* _SUPPLIED TEXT_

In direct marketing, you have to run several models for different dependent variables through various stages of the acquisition process to understand the engagement and conversions through out.
Posted by Meduri Ravi Kumar
David Young
March 11, 2011
REPOSTED WITH PERMISSION OF THE CONTRIBUTOR
Group: Advanced Analytics, Predictive Modeling & Statistical Analyses Professionals Group
Discussion: The Most Important and Least Thought about Variable: The Dependent
In Medicine, we worry quite a bit about the dependent variable. Check the literature on surrogate outcomes.
Steve Simon, http://www.pmean.com
Posted by Steve Simon
David Young
March 11, 2011
REPOSTED WITH PERMISSION OF THE CONTRIBUTOR
Group: Advanced Business Analytics, Data Mining and Predictive Modeling
Discussion: The Most Important and Least Thought about Variable: The Dependent
The dependent variable in statistics is analogous to the labels in supervised learning where we have training cases that are by and large labeled. your experience where you had to devise your own dependent variable resembles experiences in data mining where at times we have to artificially duplicate training cases in less represented classes to avoid training bias. The process of labeling training data is laborious and expensive and at times we have to devise quick methods of labeling in order to develop good models or have to contend with unsupervised learning techniques or additive learning.

[Dataset records]
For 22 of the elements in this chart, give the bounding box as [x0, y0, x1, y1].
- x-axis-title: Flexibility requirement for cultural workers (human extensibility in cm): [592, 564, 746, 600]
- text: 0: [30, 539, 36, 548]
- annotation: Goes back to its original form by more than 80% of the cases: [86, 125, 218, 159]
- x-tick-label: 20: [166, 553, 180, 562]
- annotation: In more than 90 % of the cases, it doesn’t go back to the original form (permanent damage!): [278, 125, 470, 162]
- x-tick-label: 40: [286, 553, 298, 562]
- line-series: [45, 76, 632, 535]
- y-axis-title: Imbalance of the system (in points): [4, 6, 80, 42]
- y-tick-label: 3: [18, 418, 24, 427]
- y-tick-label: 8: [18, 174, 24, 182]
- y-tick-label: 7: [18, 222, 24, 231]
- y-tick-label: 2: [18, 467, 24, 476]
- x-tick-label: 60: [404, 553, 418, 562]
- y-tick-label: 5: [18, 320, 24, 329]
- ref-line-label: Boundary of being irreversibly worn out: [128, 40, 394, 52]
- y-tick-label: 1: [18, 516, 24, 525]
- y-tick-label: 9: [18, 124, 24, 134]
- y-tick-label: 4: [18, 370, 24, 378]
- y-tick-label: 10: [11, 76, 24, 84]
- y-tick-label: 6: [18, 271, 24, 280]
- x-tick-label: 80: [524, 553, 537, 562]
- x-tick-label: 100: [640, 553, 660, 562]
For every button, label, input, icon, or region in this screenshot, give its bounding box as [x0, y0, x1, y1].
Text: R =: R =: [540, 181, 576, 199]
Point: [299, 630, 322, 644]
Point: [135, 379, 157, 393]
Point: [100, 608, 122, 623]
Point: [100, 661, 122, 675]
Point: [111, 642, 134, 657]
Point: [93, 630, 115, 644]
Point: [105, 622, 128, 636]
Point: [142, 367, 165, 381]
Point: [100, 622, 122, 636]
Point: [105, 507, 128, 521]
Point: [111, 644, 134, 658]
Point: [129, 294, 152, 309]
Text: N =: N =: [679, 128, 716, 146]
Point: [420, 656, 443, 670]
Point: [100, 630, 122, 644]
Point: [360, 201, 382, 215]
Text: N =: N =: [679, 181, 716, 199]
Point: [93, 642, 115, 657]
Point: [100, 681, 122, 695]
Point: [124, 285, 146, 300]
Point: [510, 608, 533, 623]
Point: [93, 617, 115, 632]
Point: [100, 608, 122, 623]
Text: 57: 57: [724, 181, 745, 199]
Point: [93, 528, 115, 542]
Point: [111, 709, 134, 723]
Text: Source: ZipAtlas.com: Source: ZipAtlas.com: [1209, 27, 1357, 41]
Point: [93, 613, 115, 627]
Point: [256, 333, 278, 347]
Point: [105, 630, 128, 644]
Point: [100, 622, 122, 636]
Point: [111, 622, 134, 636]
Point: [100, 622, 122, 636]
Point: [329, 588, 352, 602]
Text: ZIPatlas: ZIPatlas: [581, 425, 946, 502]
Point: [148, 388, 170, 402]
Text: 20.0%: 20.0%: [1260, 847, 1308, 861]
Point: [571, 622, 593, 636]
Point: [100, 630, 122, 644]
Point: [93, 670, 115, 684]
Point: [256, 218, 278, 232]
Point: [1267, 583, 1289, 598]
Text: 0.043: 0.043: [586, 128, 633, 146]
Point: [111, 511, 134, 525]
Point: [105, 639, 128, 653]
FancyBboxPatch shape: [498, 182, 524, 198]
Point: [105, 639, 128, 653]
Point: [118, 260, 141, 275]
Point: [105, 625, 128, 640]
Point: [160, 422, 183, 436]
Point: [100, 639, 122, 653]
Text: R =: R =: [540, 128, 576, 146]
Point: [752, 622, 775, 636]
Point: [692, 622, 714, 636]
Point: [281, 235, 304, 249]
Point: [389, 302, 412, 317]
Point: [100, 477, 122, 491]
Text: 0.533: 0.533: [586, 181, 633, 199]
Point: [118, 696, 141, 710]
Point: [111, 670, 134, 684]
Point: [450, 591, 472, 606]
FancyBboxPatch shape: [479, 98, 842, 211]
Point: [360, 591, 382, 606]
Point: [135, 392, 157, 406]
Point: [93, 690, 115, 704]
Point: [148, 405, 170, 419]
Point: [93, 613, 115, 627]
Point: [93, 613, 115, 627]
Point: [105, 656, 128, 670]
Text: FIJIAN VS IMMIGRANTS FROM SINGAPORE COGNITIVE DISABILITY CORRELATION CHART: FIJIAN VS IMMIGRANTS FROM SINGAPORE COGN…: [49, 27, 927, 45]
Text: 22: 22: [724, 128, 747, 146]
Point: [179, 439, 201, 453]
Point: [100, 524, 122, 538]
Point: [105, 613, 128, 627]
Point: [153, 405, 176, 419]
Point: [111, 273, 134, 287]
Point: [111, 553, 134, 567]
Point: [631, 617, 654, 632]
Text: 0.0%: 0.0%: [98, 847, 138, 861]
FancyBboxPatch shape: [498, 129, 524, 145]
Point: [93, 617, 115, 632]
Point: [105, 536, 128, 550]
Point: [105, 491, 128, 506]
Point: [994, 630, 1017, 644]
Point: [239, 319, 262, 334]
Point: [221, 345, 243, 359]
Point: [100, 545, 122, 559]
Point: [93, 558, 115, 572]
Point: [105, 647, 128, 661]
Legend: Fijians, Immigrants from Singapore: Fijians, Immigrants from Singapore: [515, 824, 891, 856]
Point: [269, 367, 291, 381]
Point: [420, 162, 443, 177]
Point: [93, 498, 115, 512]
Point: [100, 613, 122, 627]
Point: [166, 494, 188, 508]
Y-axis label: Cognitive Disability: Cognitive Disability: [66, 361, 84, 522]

* _ASSIGNMENT_
Reproduce word for word the part of the discussion thread on the dependent variable, starting with "Steve Simon, http://www.pmean.com" and going on through "or additive learning.".

* _OUTPUT OF THE EXERCISE_
Steve Simon, http://www.pmean.com
Posted by Steve Simon
David Young
March 11, 2011
REPOSTED WITH PERMISSION OF THE CONTRIBUTOR
Group: Advanced Business Analytics, Data Mining and Predictive Modeling
Discussion: The Most Important and Least Thought about Variable: The Dependent
The dependent variable in statistics is analogous to the labels in supervised learning where we have training cases that are by and large labeled. your experience where you had to devise your own dependent variable resembles experiences in data mining where at times we have to artificially duplicate training cases in less represented classes to avoid training bias. The process of labeling training data is laborious and expensive and at times we have to devise quick methods of labeling in order to develop good models or have to contend with unsupervised learning techniques or additive learning.